### Objective
Look at the entries below and reproduce them exactly.

━━ Records for this exercise

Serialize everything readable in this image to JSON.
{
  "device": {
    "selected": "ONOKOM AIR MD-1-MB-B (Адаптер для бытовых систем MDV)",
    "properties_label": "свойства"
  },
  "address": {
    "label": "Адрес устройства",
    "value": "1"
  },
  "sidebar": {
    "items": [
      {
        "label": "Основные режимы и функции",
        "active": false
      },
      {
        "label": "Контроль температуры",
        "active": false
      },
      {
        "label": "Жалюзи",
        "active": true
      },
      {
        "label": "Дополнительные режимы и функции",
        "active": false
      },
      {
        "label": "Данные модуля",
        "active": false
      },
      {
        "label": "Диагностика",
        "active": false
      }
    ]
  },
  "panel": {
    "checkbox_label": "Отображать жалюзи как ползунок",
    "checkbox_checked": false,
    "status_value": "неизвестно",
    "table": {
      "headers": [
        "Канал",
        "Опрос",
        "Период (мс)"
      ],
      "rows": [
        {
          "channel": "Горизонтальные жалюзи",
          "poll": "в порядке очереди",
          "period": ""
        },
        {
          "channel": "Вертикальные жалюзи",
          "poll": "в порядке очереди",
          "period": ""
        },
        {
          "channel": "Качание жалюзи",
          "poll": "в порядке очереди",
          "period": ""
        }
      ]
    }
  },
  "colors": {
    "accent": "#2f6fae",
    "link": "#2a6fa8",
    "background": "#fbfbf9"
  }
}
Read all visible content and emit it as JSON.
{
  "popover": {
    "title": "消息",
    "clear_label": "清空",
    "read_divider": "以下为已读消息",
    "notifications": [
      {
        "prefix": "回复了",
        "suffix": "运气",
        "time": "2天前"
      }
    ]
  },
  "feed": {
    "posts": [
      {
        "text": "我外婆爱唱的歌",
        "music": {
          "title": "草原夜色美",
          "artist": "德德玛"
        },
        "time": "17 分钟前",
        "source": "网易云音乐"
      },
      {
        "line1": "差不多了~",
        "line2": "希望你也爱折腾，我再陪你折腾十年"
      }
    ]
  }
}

━━━━

### Complete output
Serialize everything readable in this image to JSON.
{
  "device": {
    "selected": "ONOKOM AIR MD-1-MB-B (Адаптер для бытовых систем MDV)",
    "properties_label": "свойства"
  },
  "address": {
    "label": "Адрес устройства",
    "value": "1"
  },
  "sidebar": {
    "items": [
      {
        "label": "Основные режимы и функции",
        "active": false
      },
      {
        "label": "Контроль температуры",
        "active": false
      },
      {
        "label": "Жалюзи",
        "active": true
      },
      {
        "label": "Дополнительные режимы и функции",
        "active": false
      },
      {
        "label": "Данные модуля",
        "active": false
      },
      {
        "label": "Диагностика",
        "active": false
      }
    ]
  },
  "panel": {
    "checkbox_label": "Отображать жалюзи как ползунок",
    "checkbox_checked": false,
    "status_value": "неизвестно",
    "table": {
      "headers": [
        "Канал",
        "Опрос",
        "Период (мс)"
      ],
      "rows": [
        {
          "channel": "Горизонтальные жалюзи",
          "poll": "в порядке очереди",
          "period": ""
        },
        {
          "channel": "Вертикальные жалюзи",
          "poll": "в порядке очереди",
          "period": ""
        },
        {
          "channel": "Качание жалюзи",
          "poll": "в порядке очереди",
          "period": ""
        }
      ]
    }
  },
  "colors": {
    "accent": "#2f6fae",
    "link": "#2a6fa8",
    "background": "#fbfbf9"
  }
}
Read all visible content and emit it as JSON.
{
  "popover": {
    "title": "消息",
    "clear_label": "清空",
    "read_divider": "以下为已读消息",
    "notifications": [
      {
        "prefix": "回复了",
        "suffix": "运气",
        "time": "2天前"
      }
    ]
  },
  "feed": {
    "posts": [
      {
        "text": "我外婆爱唱的歌",
        "music": {
          "title": "草原夜色美",
          "artist": "德德玛"
        },
        "time": "17 分钟前",
        "source": "网易云音乐"
      },
      {
        "line1": "差不多了~",
        "line2": "希望你也爱折腾，我再陪你折腾十年"
      }
    ]
  }
}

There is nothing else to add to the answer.